begin Data entries

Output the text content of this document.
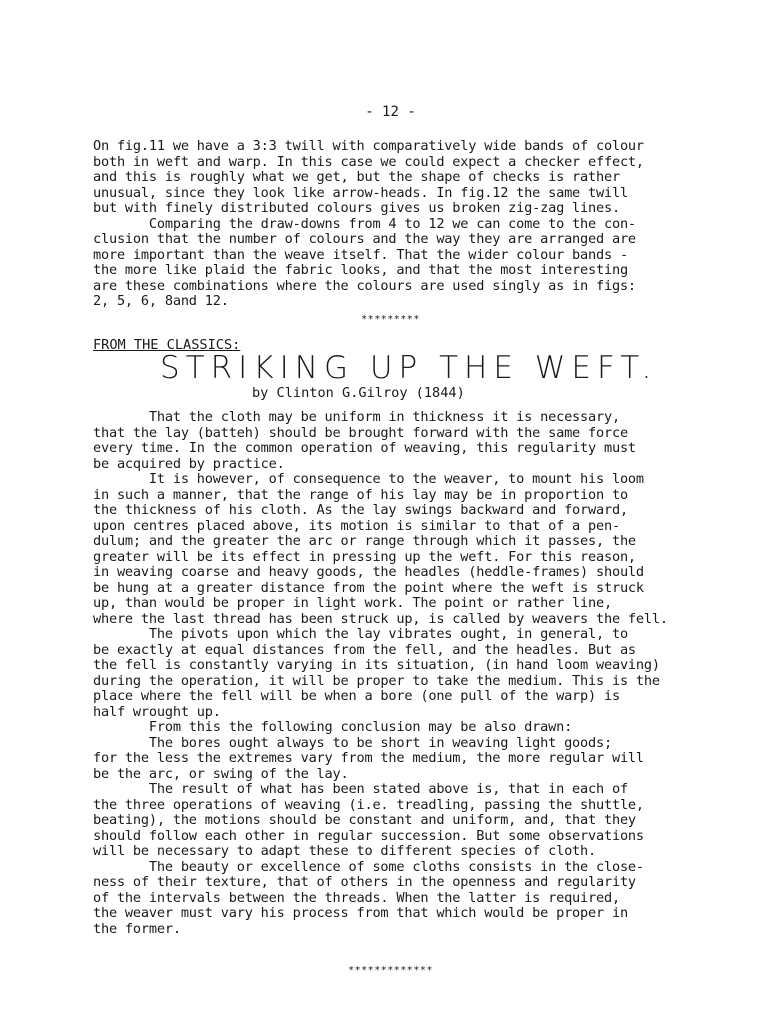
- 12 -
On fig.11 we have a 3:3 twill with comparatively wide bands of colour
both in weft and warp. In this case we could expect a checker effect,
and this is roughly what we get, but the shape of checks is rather
unusual, since they look like arrow-heads. In fig.12 the same twill
but with finely distributed colours gives us broken zig-zag lines.
Comparing the draw-downs from 4 to 12 we can come to the con-
clusion that the number of colours and the way they are arranged are
more important than the weave itself. That the wider colour bands -
the more like plaid the fabric looks, and that the most interesting
are these combinations where the colours are used singly as in figs:
2, 5, 6, 8and 12.
*********
FROM THE CLASSICS:
STRIKING UP THE WEFT.
by Clinton G.Gilroy (1844)
That the cloth may be uniform in thickness it is necessary,
that the lay (batteh) should be brought forward with the same force
every time. In the common operation of weaving, this regularity must
be acquired by practice.
It is however, of consequence to the weaver, to mount his loom
in such a manner, that the range of his lay may be in proportion to
the thickness of his cloth. As the lay swings backward and forward,
upon centres placed above, its motion is similar to that of a pen-
dulum; and the greater the arc or range through which it passes, the
greater will be its effect in pressing up the weft. For this reason,
in weaving coarse and heavy goods, the headles (heddle-frames) should
be hung at a greater distance from the point where the weft is struck
up, than would be proper in light work. The point or rather line,
where the last thread has been struck up, is called by weavers the fell.
The pivots upon which the lay vibrates ought, in general, to
be exactly at equal distances from the fell, and the headles. But as
the fell is constantly varying in its situation, (in hand loom weaving)
during the operation, it will be proper to take the medium. This is the
place where the fell will be when a bore (one pull of the warp) is
half wrought up.
From this the following conclusion may be also drawn:
The bores ought always to be short in weaving light goods;
for the less the extremes vary from the medium, the more regular will
be the arc, or swing of the lay.
The result of what has been stated above is, that in each of
the three operations of weaving (i.e. treadling, passing the shuttle,
beating), the motions should be constant and uniform, and, that they
should follow each other in regular succession. But some observations
will be necessary to adapt these to different species of cloth.
The beauty or excellence of some cloths consists in the close-
ness of their texture, that of others in the openness and regularity
of the intervals between the threads. When the latter is required,
the weaver must vary his process from that which would be proper in
the former.
*************
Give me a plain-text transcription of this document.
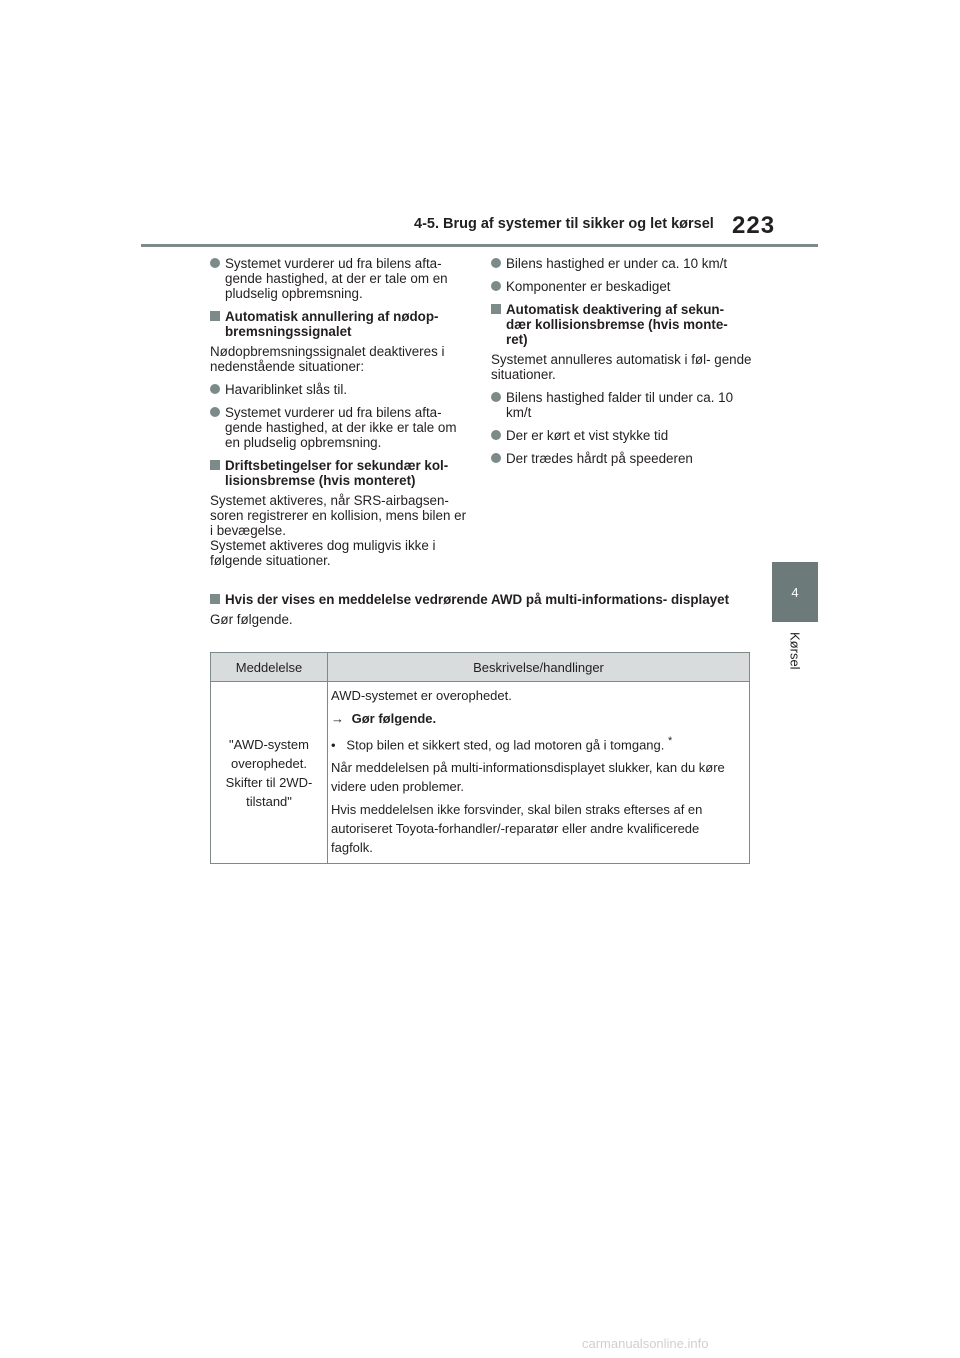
4-5. Brug af systemer til sikker og let kørsel 223
4
Kørsel
Systemet vurderer ud fra bilens afta- gende hastighed, at der er tale om en pludselig opbremsning.
Automatisk annullering af nødop- bremsningssignalet
Nødopbremsningssignalet deaktiveres i nedenstående situationer:
Havariblinket slås til.
Systemet vurderer ud fra bilens afta- gende hastighed, at der ikke er tale om en pludselig opbremsning.
Driftsbetingelser for sekundær kol- lisionsbremse (hvis monteret)
Systemet aktiveres, når SRS-airbagsen- soren registrerer en kollision, mens bilen er i bevægelse.
Systemet aktiveres dog muligvis ikke i følgende situationer.
Bilens hastighed er under ca. 10 km/t
Komponenter er beskadiget
Automatisk deaktivering af sekun- dær kollisionsbremse (hvis monte- ret)
Systemet annulleres automatisk i føl- gende situationer.
Bilens hastighed falder til under ca. 10 km/t
Der er kørt et vist stykke tid
Der trædes hårdt på speederen
Hvis der vises en meddelelse vedrørende AWD på multi-informations- displayet
Gør følgende.
Meddelelse	Beskrivelse/handlinger
"AWD-system overophedet. Skifter til 2WD- tilstand"	AWD-systemet er overophedet.
→ Gør følgende.
•   Stop bilen et sikkert sted, og lad motoren gå i tomgang. *
Når meddelelsen på multi-informationsdisplayet slukker, kan du køre videre uden problemer.
Hvis meddelelsen ikke forsvinder, skal bilen straks efterses af en autoriseret Toyota-forhandler/-reparatør eller andre kvalificerede fagfolk.
carmanualsonline.info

end Data entries

**Task prompt:**
Reproduce each record above by retyping it exactly; omit all images.

**Problem solution:**
Output the text content of this document.
- 12 -
On fig.11 we have a 3:3 twill with comparatively wide bands of colour
both in weft and warp. In this case we could expect a checker effect,
and this is roughly what we get, but the shape of checks is rather
unusual, since they look like arrow-heads. In fig.12 the same twill
but with finely distributed colours gives us broken zig-zag lines.
Comparing the draw-downs from 4 to 12 we can come to the con-
clusion that the number of colours and the way they are arranged are
more important than the weave itself. That the wider colour bands -
the more like plaid the fabric looks, and that the most interesting
are these combinations where the colours are used singly as in figs:
2, 5, 6, 8and 12.
*********
FROM THE CLASSICS:
STRIKING UP THE WEFT.
by Clinton G.Gilroy (1844)
That the cloth may be uniform in thickness it is necessary,
that the lay (batteh) should be brought forward with the same force
every time. In the common operation of weaving, this regularity must
be acquired by practice.
It is however, of consequence to the weaver, to mount his loom
in such a manner, that the range of his lay may be in proportion to
the thickness of his cloth. As the lay swings backward and forward,
upon centres placed above, its motion is similar to that of a pen-
dulum; and the greater the arc or range through which it passes, the
greater will be its effect in pressing up the weft. For this reason,
in weaving coarse and heavy goods, the headles (heddle-frames) should
be hung at a greater distance from the point where the weft is struck
up, than would be proper in light work. The point or rather line,
where the last thread has been struck up, is called by weavers the fell.
The pivots upon which the lay vibrates ought, in general, to
be exactly at equal distances from the fell, and the headles. But as
the fell is constantly varying in its situation, (in hand loom weaving)
during the operation, it will be proper to take the medium. This is the
place where the fell will be when a bore (one pull of the warp) is
half wrought up.
From this the following conclusion may be also drawn:
The bores ought always to be short in weaving light goods;
for the less the extremes vary from the medium, the more regular will
be the arc, or swing of the lay.
The result of what has been stated above is, that in each of
the three operations of weaving (i.e. treadling, passing the shuttle,
beating), the motions should be constant and uniform, and, that they
should follow each other in regular succession. But some observations
will be necessary to adapt these to different species of cloth.
The beauty or excellence of some cloths consists in the close-
ness of their texture, that of others in the openness and regularity
of the intervals between the threads. When the latter is required,
the weaver must vary his process from that which would be proper in
the former.
*************
Give me a plain-text transcription of this document.
4-5. Brug af systemer til sikker og let kørsel 223
4
Kørsel
Systemet vurderer ud fra bilens afta- gende hastighed, at der er tale om en pludselig opbremsning.
Automatisk annullering af nødop- bremsningssignalet
Nødopbremsningssignalet deaktiveres i nedenstående situationer:
Havariblinket slås til.
Systemet vurderer ud fra bilens afta- gende hastighed, at der ikke er tale om en pludselig opbremsning.
Driftsbetingelser for sekundær kol- lisionsbremse (hvis monteret)
Systemet aktiveres, når SRS-airbagsen- soren registrerer en kollision, mens bilen er i bevægelse.
Systemet aktiveres dog muligvis ikke i følgende situationer.
Bilens hastighed er under ca. 10 km/t
Komponenter er beskadiget
Automatisk deaktivering af sekun- dær kollisionsbremse (hvis monte- ret)
Systemet annulleres automatisk i føl- gende situationer.
Bilens hastighed falder til under ca. 10 km/t
Der er kørt et vist stykke tid
Der trædes hårdt på speederen
Hvis der vises en meddelelse vedrørende AWD på multi-informations- displayet
Gør følgende.
Meddelelse	Beskrivelse/handlinger
"AWD-system overophedet. Skifter til 2WD- tilstand"	AWD-systemet er overophedet.
→ Gør følgende.
•   Stop bilen et sikkert sted, og lad motoren gå i tomgang. *
Når meddelelsen på multi-informationsdisplayet slukker, kan du køre videre uden problemer.
Hvis meddelelsen ikke forsvinder, skal bilen straks efterses af en autoriseret Toyota-forhandler/-reparatør eller andre kvalificerede fagfolk.
carmanualsonline.info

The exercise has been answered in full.